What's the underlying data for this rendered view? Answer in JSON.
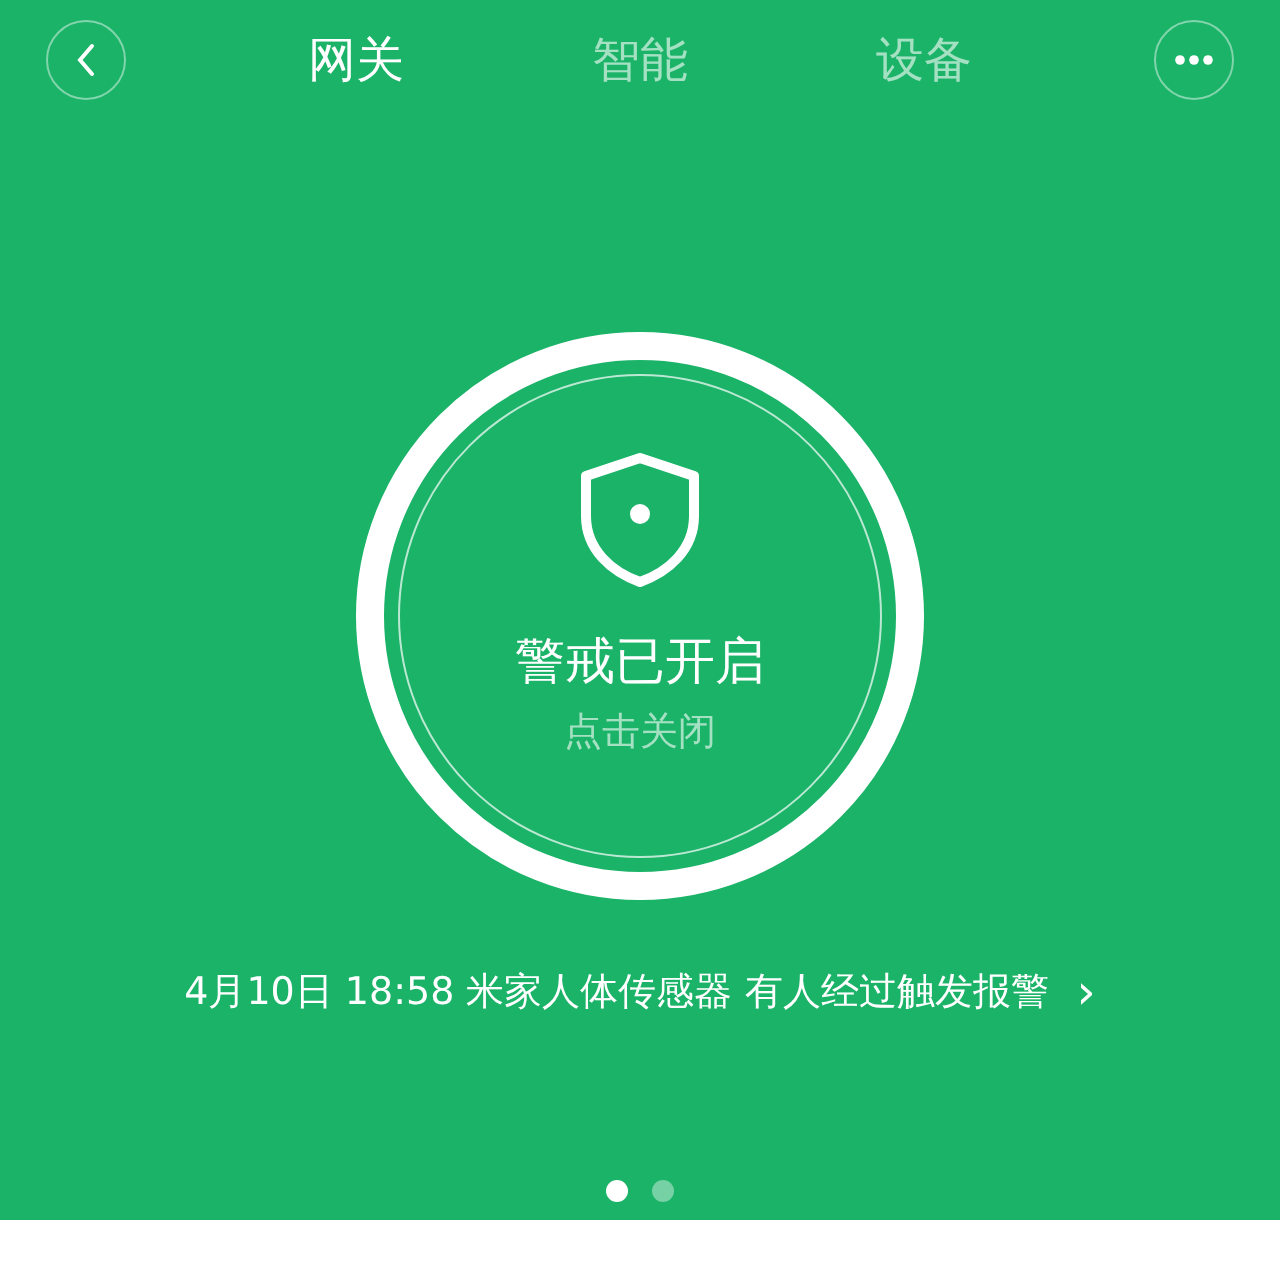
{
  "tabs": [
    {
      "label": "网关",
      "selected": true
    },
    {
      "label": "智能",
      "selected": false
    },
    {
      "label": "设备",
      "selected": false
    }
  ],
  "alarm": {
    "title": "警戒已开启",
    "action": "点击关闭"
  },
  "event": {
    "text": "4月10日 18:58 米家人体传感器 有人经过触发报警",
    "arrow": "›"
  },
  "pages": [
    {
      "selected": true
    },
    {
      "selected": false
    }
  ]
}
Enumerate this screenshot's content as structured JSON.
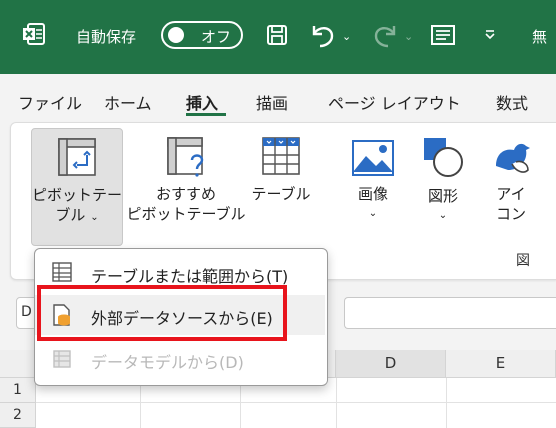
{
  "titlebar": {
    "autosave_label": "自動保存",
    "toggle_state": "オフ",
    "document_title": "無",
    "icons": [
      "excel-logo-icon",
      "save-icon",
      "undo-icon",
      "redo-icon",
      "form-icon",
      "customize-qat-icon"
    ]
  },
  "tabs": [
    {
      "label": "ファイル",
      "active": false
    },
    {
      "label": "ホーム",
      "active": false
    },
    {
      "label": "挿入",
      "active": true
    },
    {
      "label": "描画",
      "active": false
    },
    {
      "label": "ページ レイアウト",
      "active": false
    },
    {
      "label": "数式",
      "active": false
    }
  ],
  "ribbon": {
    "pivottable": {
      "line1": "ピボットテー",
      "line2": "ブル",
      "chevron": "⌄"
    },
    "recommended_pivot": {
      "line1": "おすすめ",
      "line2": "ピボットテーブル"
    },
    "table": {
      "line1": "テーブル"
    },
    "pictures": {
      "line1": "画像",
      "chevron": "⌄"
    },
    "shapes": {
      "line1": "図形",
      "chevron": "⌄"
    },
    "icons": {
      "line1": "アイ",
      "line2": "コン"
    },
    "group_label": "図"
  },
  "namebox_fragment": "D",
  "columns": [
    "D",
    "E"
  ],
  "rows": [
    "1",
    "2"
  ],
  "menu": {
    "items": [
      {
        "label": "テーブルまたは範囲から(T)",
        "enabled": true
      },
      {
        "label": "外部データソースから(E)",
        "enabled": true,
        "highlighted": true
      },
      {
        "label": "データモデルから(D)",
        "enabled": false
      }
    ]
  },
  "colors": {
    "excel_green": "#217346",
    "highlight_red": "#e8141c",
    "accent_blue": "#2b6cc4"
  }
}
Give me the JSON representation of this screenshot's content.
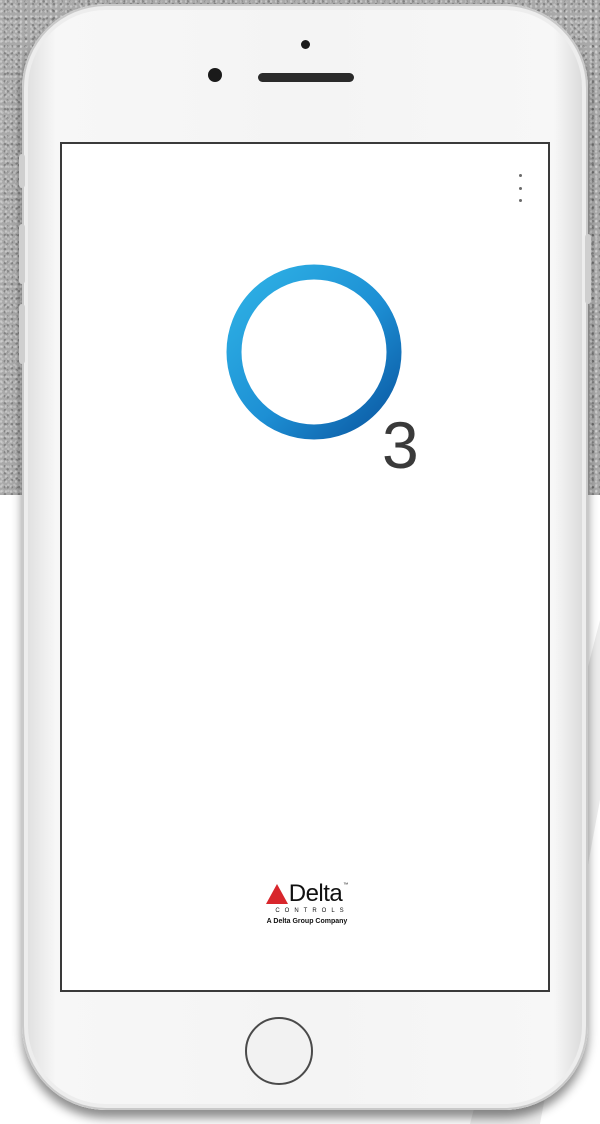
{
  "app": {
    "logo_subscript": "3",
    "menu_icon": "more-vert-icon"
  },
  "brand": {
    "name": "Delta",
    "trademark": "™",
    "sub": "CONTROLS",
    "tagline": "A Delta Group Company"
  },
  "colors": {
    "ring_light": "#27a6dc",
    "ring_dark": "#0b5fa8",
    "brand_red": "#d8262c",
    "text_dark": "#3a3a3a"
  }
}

* * * *

Exercise prompt: Return each full line of the entries that contains the word "true".

Answer below:
      "selected": true
      "selected": true
      "active": true
        "enabled": true
        "enabled": true,
        "highlighted": true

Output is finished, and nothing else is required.